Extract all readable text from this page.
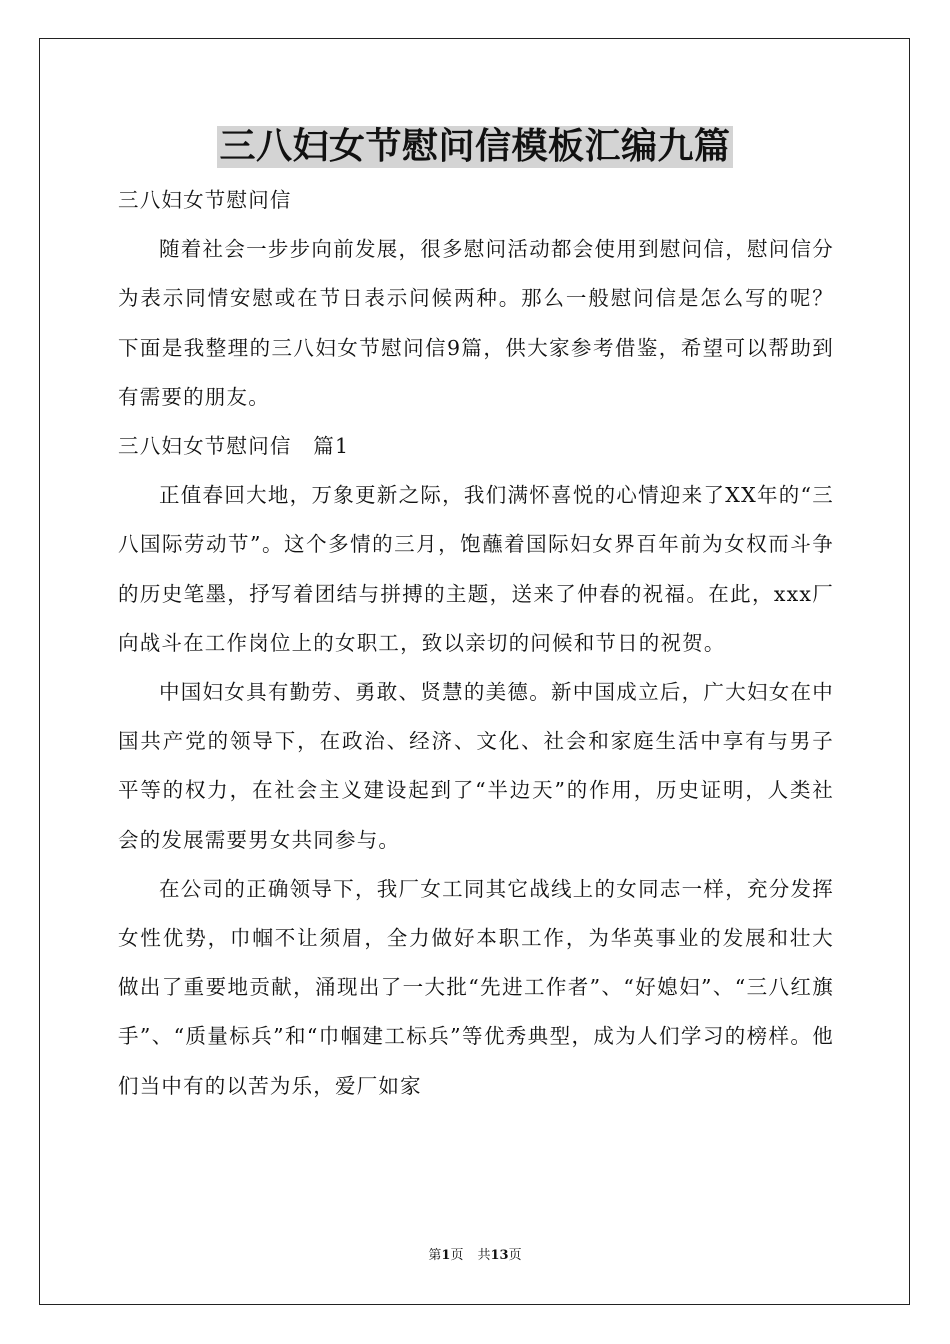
三八妇女节慰问信模板汇编九篇

三八妇女节慰问信

随着社会一步步向前发展，很多慰问活动都会使用到慰问信，慰问信分为表示同情安慰或在节日表示问候两种。那么一般慰问信是怎么写的呢？下面是我整理的三八妇女节慰问信9篇，供大家参考借鉴，希望可以帮助到有需要的朋友。

三八妇女节慰问信　篇1

正值春回大地，万象更新之际，我们满怀喜悦的心情迎来了XX年的“三八国际劳动节”。这个多情的三月，饱蘸着国际妇女界百年前为女权而斗争的历史笔墨，抒写着团结与拼搏的主题，送来了仲春的祝福。在此，xxx厂向战斗在工作岗位上的女职工，致以亲切的问候和节日的祝贺。

中国妇女具有勤劳、勇敢、贤慧的美德。新中国成立后，广大妇女在中国共产党的领导下，在政治、经济、文化、社会和家庭生活中享有与男子平等的权力，在社会主义建设起到了“半边天”的作用，历史证明，人类社会的发展需要男女共同参与。

在公司的正确领导下，我厂女工同其它战线上的女同志一样，充分发挥女性优势，巾帼不让须眉，全力做好本职工作，为华英事业的发展和壮大做出了重要地贡献，涌现出了一大批“先进工作者”、“好媳妇”、“三八红旗手”、“质量标兵”和“巾帼建工标兵”等优秀典型，成为人们学习的榜样。他们当中有的以苦为乐，爱厂如家

第1页 共13页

:::::

WHAT IS REQUIRED
The records above should be reproduced exactly, with no pictures included.

FINAL RESULT
Extract all readable text from this page.
三八妇女节慰问信模板汇编九篇

三八妇女节慰问信

随着社会一步步向前发展，很多慰问活动都会使用到慰问信，慰问信分为表示同情安慰或在节日表示问候两种。那么一般慰问信是怎么写的呢？下面是我整理的三八妇女节慰问信9篇，供大家参考借鉴，希望可以帮助到有需要的朋友。

三八妇女节慰问信　篇1

正值春回大地，万象更新之际，我们满怀喜悦的心情迎来了XX年的“三八国际劳动节”。这个多情的三月，饱蘸着国际妇女界百年前为女权而斗争的历史笔墨，抒写着团结与拼搏的主题，送来了仲春的祝福。在此，xxx厂向战斗在工作岗位上的女职工，致以亲切的问候和节日的祝贺。

中国妇女具有勤劳、勇敢、贤慧的美德。新中国成立后，广大妇女在中国共产党的领导下，在政治、经济、文化、社会和家庭生活中享有与男子平等的权力，在社会主义建设起到了“半边天”的作用，历史证明，人类社会的发展需要男女共同参与。

在公司的正确领导下，我厂女工同其它战线上的女同志一样，充分发挥女性优势，巾帼不让须眉，全力做好本职工作，为华英事业的发展和壮大做出了重要地贡献，涌现出了一大批“先进工作者”、“好媳妇”、“三八红旗手”、“质量标兵”和“巾帼建工标兵”等优秀典型，成为人们学习的榜样。他们当中有的以苦为乐，爱厂如家

第1页 共13页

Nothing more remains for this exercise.